__Description of the task__. Output the full material exactly as it appears here.

━━━ Data in this exercise ━━━

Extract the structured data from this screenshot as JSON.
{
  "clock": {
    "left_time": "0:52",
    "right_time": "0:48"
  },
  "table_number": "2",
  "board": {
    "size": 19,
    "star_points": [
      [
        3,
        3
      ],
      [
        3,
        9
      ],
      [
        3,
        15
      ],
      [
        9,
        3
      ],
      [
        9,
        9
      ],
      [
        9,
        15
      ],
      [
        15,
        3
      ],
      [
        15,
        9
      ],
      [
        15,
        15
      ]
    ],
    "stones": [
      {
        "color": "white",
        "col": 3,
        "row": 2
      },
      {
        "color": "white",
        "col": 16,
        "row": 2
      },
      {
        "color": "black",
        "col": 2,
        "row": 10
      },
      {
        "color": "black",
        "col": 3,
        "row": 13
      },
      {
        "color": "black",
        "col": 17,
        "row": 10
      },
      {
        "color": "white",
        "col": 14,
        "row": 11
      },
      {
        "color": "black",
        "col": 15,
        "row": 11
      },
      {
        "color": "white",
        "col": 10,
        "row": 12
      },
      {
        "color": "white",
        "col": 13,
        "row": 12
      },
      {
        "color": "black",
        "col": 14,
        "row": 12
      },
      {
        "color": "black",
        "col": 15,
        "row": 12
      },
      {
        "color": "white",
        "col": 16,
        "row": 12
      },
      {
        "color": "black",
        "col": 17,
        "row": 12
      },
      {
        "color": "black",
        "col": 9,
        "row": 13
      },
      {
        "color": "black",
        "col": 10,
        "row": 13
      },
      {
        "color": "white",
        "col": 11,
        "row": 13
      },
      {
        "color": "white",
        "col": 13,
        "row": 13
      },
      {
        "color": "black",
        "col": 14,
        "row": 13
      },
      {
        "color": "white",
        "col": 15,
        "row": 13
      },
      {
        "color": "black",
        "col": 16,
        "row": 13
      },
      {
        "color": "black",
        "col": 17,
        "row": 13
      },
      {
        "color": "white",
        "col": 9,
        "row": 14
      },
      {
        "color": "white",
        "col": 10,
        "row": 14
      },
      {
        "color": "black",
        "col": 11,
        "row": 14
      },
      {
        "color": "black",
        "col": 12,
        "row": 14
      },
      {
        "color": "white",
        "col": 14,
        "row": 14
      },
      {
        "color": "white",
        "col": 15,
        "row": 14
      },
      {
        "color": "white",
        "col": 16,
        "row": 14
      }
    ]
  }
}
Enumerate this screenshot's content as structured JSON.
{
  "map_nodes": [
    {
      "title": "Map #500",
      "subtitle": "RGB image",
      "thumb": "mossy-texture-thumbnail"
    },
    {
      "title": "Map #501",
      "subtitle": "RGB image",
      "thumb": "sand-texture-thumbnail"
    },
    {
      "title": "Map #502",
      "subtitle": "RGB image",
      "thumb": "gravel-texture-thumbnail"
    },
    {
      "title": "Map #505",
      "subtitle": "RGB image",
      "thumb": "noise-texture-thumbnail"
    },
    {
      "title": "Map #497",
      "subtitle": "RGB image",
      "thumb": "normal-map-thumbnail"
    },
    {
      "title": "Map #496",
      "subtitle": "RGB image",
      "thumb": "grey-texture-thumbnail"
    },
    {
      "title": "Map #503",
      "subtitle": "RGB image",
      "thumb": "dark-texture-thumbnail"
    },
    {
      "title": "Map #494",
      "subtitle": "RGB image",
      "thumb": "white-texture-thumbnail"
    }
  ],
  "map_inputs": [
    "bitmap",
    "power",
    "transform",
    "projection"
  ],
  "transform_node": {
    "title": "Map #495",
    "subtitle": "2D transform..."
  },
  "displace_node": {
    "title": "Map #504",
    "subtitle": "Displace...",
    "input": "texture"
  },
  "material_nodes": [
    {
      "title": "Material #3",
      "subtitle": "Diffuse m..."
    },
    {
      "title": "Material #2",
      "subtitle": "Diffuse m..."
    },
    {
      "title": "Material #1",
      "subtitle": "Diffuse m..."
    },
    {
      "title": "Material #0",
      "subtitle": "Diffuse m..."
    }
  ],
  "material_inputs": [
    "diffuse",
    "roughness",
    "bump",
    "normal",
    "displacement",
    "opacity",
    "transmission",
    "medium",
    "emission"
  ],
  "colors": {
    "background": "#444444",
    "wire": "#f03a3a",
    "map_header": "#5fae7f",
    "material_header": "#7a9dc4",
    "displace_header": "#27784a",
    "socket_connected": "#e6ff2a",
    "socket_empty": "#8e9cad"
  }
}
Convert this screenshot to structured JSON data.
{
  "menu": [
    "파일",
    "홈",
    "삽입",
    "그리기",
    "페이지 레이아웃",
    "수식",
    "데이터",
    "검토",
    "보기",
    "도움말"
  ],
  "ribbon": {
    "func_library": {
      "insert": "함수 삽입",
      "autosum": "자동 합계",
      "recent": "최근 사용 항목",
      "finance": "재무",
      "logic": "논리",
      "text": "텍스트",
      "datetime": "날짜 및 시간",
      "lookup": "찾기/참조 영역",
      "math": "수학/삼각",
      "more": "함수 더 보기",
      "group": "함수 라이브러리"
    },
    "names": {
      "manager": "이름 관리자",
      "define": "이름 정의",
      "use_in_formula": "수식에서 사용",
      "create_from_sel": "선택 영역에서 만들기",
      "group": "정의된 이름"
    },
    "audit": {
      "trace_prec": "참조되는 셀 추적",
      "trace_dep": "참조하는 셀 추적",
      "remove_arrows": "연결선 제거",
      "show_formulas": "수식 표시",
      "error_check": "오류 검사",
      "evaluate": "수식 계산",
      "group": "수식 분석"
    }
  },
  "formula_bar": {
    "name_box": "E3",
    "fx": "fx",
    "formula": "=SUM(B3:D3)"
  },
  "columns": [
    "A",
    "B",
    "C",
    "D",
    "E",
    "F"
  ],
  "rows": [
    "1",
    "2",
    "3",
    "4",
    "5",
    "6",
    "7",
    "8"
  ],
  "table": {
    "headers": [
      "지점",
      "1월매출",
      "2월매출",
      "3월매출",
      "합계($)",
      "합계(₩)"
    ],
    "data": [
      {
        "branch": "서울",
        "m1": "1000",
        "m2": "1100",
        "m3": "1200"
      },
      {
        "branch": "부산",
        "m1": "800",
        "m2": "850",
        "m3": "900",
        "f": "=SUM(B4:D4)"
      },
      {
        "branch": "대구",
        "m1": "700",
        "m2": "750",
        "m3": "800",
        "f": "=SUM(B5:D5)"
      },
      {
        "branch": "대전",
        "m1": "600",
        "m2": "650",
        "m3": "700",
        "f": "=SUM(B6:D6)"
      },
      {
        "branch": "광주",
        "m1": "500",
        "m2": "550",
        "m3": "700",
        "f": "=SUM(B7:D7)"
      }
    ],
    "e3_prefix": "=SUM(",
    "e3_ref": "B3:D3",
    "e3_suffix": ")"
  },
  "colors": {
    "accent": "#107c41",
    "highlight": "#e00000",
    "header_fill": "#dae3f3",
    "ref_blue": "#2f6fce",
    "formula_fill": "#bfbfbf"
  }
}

━━━

__Solution for this task__.
Extract the structured data from this screenshot as JSON.
{
  "clock": {
    "left_time": "0:52",
    "right_time": "0:48"
  },
  "table_number": "2",
  "board": {
    "size": 19,
    "star_points": [
      [
        3,
        3
      ],
      [
        3,
        9
      ],
      [
        3,
        15
      ],
      [
        9,
        3
      ],
      [
        9,
        9
      ],
      [
        9,
        15
      ],
      [
        15,
        3
      ],
      [
        15,
        9
      ],
      [
        15,
        15
      ]
    ],
    "stones": [
      {
        "color": "white",
        "col": 3,
        "row": 2
      },
      {
        "color": "white",
        "col": 16,
        "row": 2
      },
      {
        "color": "black",
        "col": 2,
        "row": 10
      },
      {
        "color": "black",
        "col": 3,
        "row": 13
      },
      {
        "color": "black",
        "col": 17,
        "row": 10
      },
      {
        "color": "white",
        "col": 14,
        "row": 11
      },
      {
        "color": "black",
        "col": 15,
        "row": 11
      },
      {
        "color": "white",
        "col": 10,
        "row": 12
      },
      {
        "color": "white",
        "col": 13,
        "row": 12
      },
      {
        "color": "black",
        "col": 14,
        "row": 12
      },
      {
        "color": "black",
        "col": 15,
        "row": 12
      },
      {
        "color": "white",
        "col": 16,
        "row": 12
      },
      {
        "color": "black",
        "col": 17,
        "row": 12
      },
      {
        "color": "black",
        "col": 9,
        "row": 13
      },
      {
        "color": "black",
        "col": 10,
        "row": 13
      },
      {
        "color": "white",
        "col": 11,
        "row": 13
      },
      {
        "color": "white",
        "col": 13,
        "row": 13
      },
      {
        "color": "black",
        "col": 14,
        "row": 13
      },
      {
        "color": "white",
        "col": 15,
        "row": 13
      },
      {
        "color": "black",
        "col": 16,
        "row": 13
      },
      {
        "color": "black",
        "col": 17,
        "row": 13
      },
      {
        "color": "white",
        "col": 9,
        "row": 14
      },
      {
        "color": "white",
        "col": 10,
        "row": 14
      },
      {
        "color": "black",
        "col": 11,
        "row": 14
      },
      {
        "color": "black",
        "col": 12,
        "row": 14
      },
      {
        "color": "white",
        "col": 14,
        "row": 14
      },
      {
        "color": "white",
        "col": 15,
        "row": 14
      },
      {
        "color": "white",
        "col": 16,
        "row": 14
      }
    ]
  }
}
Enumerate this screenshot's content as structured JSON.
{
  "map_nodes": [
    {
      "title": "Map #500",
      "subtitle": "RGB image",
      "thumb": "mossy-texture-thumbnail"
    },
    {
      "title": "Map #501",
      "subtitle": "RGB image",
      "thumb": "sand-texture-thumbnail"
    },
    {
      "title": "Map #502",
      "subtitle": "RGB image",
      "thumb": "gravel-texture-thumbnail"
    },
    {
      "title": "Map #505",
      "subtitle": "RGB image",
      "thumb": "noise-texture-thumbnail"
    },
    {
      "title": "Map #497",
      "subtitle": "RGB image",
      "thumb": "normal-map-thumbnail"
    },
    {
      "title": "Map #496",
      "subtitle": "RGB image",
      "thumb": "grey-texture-thumbnail"
    },
    {
      "title": "Map #503",
      "subtitle": "RGB image",
      "thumb": "dark-texture-thumbnail"
    },
    {
      "title": "Map #494",
      "subtitle": "RGB image",
      "thumb": "white-texture-thumbnail"
    }
  ],
  "map_inputs": [
    "bitmap",
    "power",
    "transform",
    "projection"
  ],
  "transform_node": {
    "title": "Map #495",
    "subtitle": "2D transform..."
  },
  "displace_node": {
    "title": "Map #504",
    "subtitle": "Displace...",
    "input": "texture"
  },
  "material_nodes": [
    {
      "title": "Material #3",
      "subtitle": "Diffuse m..."
    },
    {
      "title": "Material #2",
      "subtitle": "Diffuse m..."
    },
    {
      "title": "Material #1",
      "subtitle": "Diffuse m..."
    },
    {
      "title": "Material #0",
      "subtitle": "Diffuse m..."
    }
  ],
  "material_inputs": [
    "diffuse",
    "roughness",
    "bump",
    "normal",
    "displacement",
    "opacity",
    "transmission",
    "medium",
    "emission"
  ],
  "colors": {
    "background": "#444444",
    "wire": "#f03a3a",
    "map_header": "#5fae7f",
    "material_header": "#7a9dc4",
    "displace_header": "#27784a",
    "socket_connected": "#e6ff2a",
    "socket_empty": "#8e9cad"
  }
}
Convert this screenshot to structured JSON data.
{
  "menu": [
    "파일",
    "홈",
    "삽입",
    "그리기",
    "페이지 레이아웃",
    "수식",
    "데이터",
    "검토",
    "보기",
    "도움말"
  ],
  "ribbon": {
    "func_library": {
      "insert": "함수 삽입",
      "autosum": "자동 합계",
      "recent": "최근 사용 항목",
      "finance": "재무",
      "logic": "논리",
      "text": "텍스트",
      "datetime": "날짜 및 시간",
      "lookup": "찾기/참조 영역",
      "math": "수학/삼각",
      "more": "함수 더 보기",
      "group": "함수 라이브러리"
    },
    "names": {
      "manager": "이름 관리자",
      "define": "이름 정의",
      "use_in_formula": "수식에서 사용",
      "create_from_sel": "선택 영역에서 만들기",
      "group": "정의된 이름"
    },
    "audit": {
      "trace_prec": "참조되는 셀 추적",
      "trace_dep": "참조하는 셀 추적",
      "remove_arrows": "연결선 제거",
      "show_formulas": "수식 표시",
      "error_check": "오류 검사",
      "evaluate": "수식 계산",
      "group": "수식 분석"
    }
  },
  "formula_bar": {
    "name_box": "E3",
    "fx": "fx",
    "formula": "=SUM(B3:D3)"
  },
  "columns": [
    "A",
    "B",
    "C",
    "D",
    "E",
    "F"
  ],
  "rows": [
    "1",
    "2",
    "3",
    "4",
    "5",
    "6",
    "7",
    "8"
  ],
  "table": {
    "headers": [
      "지점",
      "1월매출",
      "2월매출",
      "3월매출",
      "합계($)",
      "합계(₩)"
    ],
    "data": [
      {
        "branch": "서울",
        "m1": "1000",
        "m2": "1100",
        "m3": "1200"
      },
      {
        "branch": "부산",
        "m1": "800",
        "m2": "850",
        "m3": "900",
        "f": "=SUM(B4:D4)"
      },
      {
        "branch": "대구",
        "m1": "700",
        "m2": "750",
        "m3": "800",
        "f": "=SUM(B5:D5)"
      },
      {
        "branch": "대전",
        "m1": "600",
        "m2": "650",
        "m3": "700",
        "f": "=SUM(B6:D6)"
      },
      {
        "branch": "광주",
        "m1": "500",
        "m2": "550",
        "m3": "700",
        "f": "=SUM(B7:D7)"
      }
    ],
    "e3_prefix": "=SUM(",
    "e3_ref": "B3:D3",
    "e3_suffix": ")"
  },
  "colors": {
    "accent": "#107c41",
    "highlight": "#e00000",
    "header_fill": "#dae3f3",
    "ref_blue": "#2f6fce",
    "formula_fill": "#bfbfbf"
  }
}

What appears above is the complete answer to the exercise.